From the listing below, pick out each line with the word "user".

== RECORDS PROVIDED ==

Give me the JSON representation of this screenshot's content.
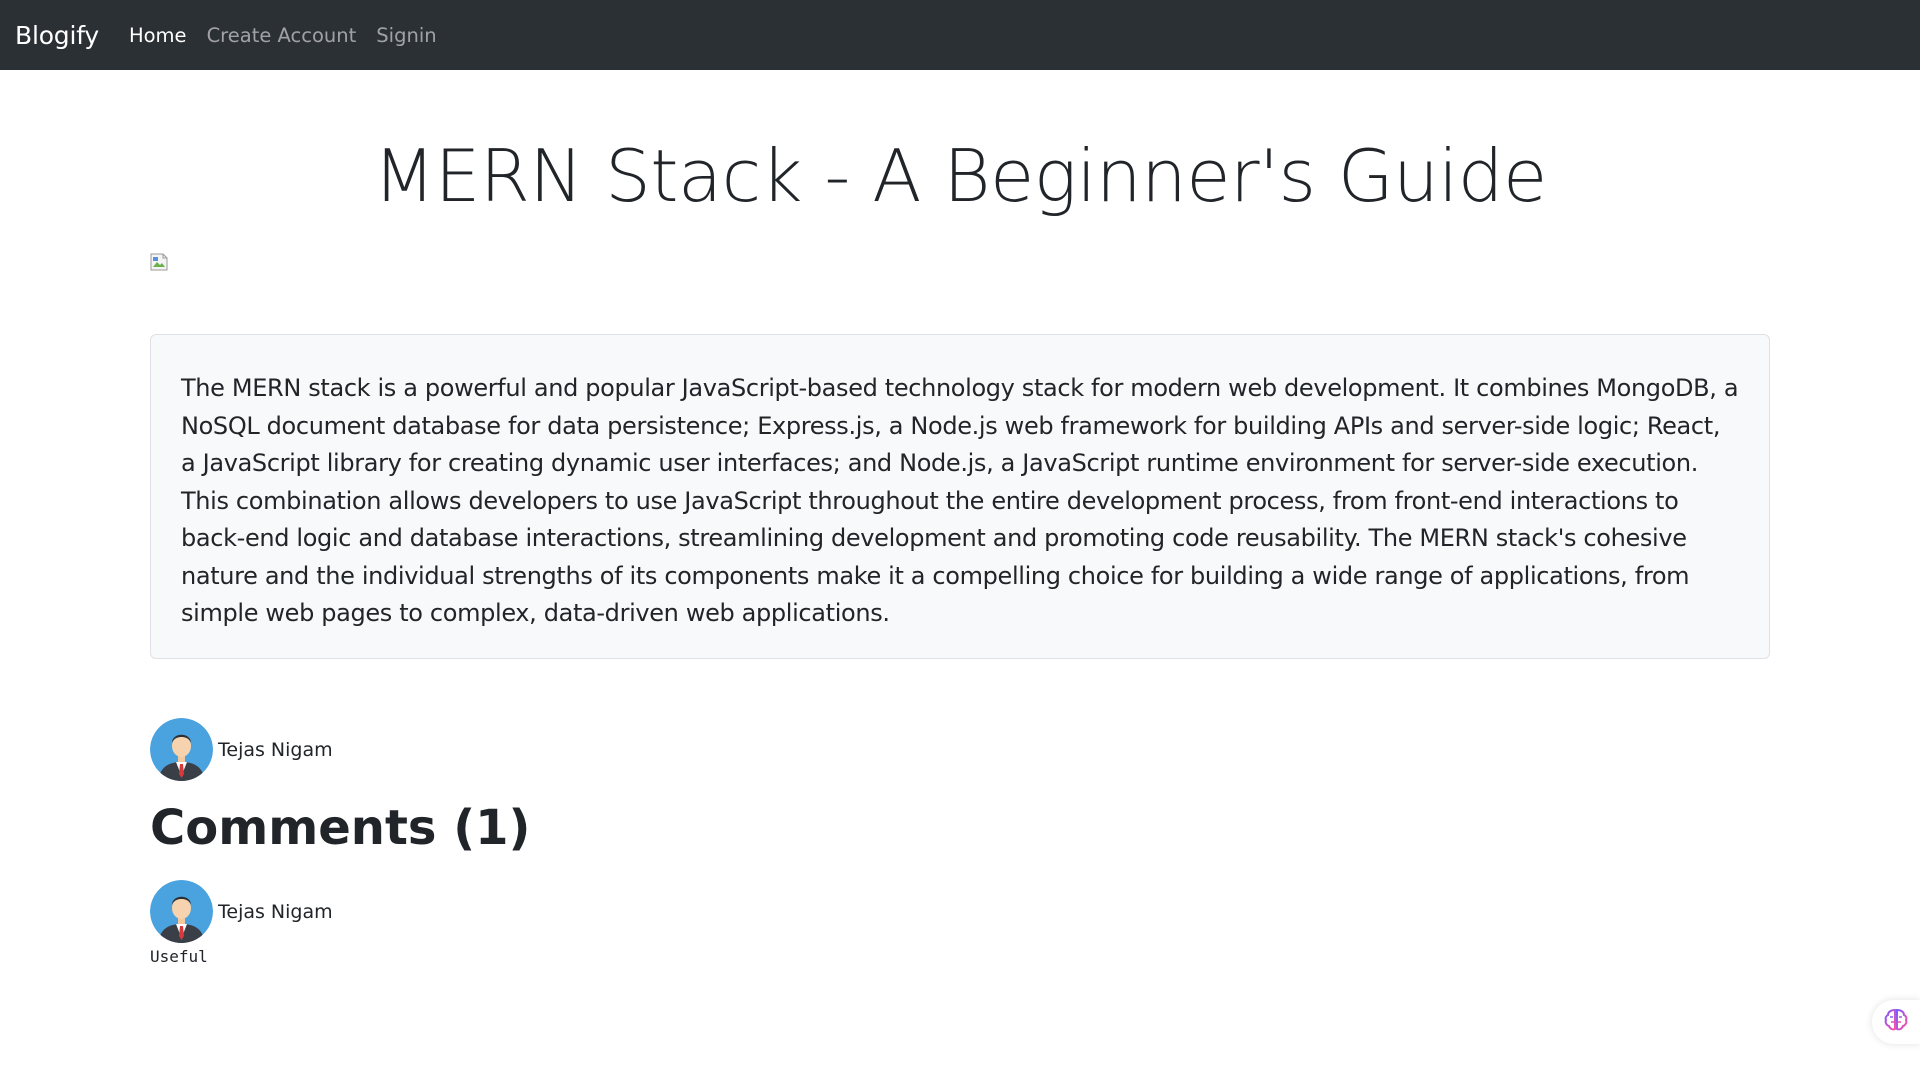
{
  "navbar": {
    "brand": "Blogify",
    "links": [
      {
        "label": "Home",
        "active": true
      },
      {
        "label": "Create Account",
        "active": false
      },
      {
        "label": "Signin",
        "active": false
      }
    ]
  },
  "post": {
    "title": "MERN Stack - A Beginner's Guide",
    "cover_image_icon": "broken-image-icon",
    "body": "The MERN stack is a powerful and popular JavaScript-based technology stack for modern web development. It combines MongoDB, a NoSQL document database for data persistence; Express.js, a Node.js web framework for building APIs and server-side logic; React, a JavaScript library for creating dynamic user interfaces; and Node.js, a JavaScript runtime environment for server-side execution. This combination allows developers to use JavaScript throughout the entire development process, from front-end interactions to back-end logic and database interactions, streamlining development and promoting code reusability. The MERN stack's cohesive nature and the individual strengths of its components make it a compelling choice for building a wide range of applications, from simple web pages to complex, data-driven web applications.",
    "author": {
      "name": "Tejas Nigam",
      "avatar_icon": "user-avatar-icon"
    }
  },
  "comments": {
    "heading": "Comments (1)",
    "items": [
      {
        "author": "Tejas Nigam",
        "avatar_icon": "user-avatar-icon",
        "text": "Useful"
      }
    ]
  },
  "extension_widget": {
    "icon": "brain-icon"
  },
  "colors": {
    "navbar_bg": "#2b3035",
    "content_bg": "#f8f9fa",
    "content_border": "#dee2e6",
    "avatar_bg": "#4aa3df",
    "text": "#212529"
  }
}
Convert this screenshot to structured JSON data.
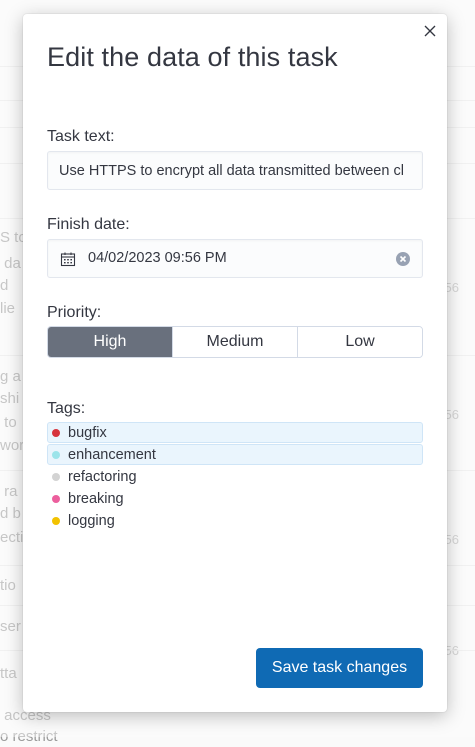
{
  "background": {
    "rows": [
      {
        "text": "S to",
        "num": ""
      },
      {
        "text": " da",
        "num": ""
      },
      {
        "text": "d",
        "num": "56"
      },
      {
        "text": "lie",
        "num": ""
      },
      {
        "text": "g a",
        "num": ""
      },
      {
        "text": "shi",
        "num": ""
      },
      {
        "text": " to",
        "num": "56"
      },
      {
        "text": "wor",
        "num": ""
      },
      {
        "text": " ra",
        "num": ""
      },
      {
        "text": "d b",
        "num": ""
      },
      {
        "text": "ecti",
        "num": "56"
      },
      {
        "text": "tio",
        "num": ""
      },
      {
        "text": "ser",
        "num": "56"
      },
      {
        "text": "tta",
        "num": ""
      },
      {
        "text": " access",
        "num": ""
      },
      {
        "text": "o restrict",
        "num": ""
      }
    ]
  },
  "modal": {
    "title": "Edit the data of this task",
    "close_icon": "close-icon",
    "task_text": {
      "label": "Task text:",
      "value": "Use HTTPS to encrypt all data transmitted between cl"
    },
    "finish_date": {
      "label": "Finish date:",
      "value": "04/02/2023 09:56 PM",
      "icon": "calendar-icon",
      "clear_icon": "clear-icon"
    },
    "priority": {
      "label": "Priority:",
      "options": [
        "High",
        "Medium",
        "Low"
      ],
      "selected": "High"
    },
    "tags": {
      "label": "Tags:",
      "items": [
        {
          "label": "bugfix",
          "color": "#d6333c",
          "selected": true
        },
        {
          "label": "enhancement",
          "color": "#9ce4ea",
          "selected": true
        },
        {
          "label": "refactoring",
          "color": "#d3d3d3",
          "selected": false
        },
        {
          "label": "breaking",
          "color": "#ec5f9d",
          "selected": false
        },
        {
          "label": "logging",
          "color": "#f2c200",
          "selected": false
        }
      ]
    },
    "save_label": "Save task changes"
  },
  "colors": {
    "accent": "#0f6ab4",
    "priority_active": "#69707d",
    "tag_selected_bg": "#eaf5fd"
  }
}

===
== RECORDS PROVIDED ==

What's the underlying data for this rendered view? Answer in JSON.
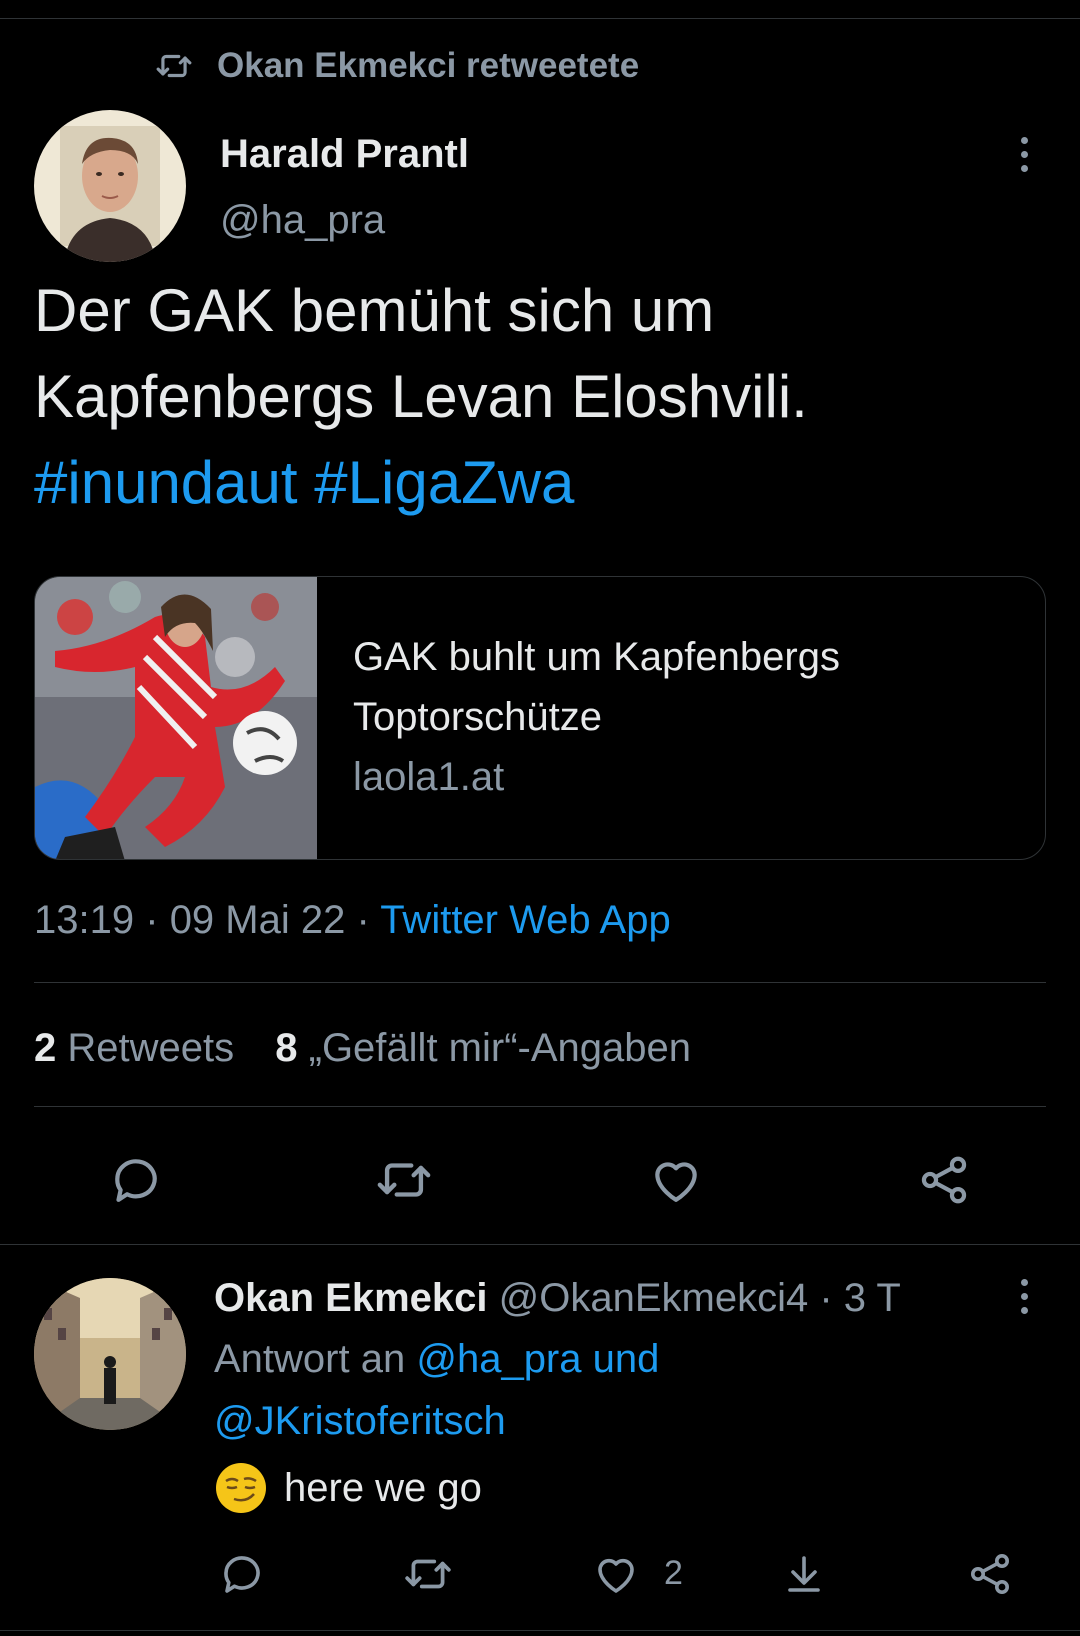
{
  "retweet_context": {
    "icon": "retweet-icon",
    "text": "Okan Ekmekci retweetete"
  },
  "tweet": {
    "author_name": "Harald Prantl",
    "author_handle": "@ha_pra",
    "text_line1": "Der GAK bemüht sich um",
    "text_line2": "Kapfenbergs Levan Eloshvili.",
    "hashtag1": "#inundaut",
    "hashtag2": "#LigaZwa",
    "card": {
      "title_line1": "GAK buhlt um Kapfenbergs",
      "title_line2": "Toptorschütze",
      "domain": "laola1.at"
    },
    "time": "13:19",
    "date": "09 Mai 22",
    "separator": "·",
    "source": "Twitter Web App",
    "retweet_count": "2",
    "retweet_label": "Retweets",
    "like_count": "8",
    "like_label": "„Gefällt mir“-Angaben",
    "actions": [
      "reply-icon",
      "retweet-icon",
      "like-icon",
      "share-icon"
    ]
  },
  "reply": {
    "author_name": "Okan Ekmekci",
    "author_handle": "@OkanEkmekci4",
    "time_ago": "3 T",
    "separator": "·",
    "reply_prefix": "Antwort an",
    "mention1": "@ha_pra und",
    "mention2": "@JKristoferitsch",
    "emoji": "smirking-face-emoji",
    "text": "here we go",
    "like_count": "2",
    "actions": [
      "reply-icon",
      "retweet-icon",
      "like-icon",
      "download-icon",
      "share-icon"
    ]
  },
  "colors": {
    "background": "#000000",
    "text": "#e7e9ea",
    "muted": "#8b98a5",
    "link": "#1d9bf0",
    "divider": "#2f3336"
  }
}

===

CORRECT ANSWER:
    "body": "The MERN stack is a powerful and popular JavaScript-based technology stack for modern web development. It combines MongoDB, a NoSQL document database for data persistence; Express.js, a Node.js web framework for building APIs and server-side logic; React, a JavaScript library for creating dynamic user interfaces; and Node.js, a JavaScript runtime environment for server-side execution. This combination allows developers to use JavaScript throughout the entire development process, from front-end interactions to back-end logic and database interactions, streamlining development and promoting code reusability. The MERN stack's cohesive nature and the individual strengths of its components make it a compelling choice for building a wide range of applications, from simple web pages to complex, data-driven web applications.",
      "avatar_icon": "user-avatar-icon"
        "avatar_icon": "user-avatar-icon",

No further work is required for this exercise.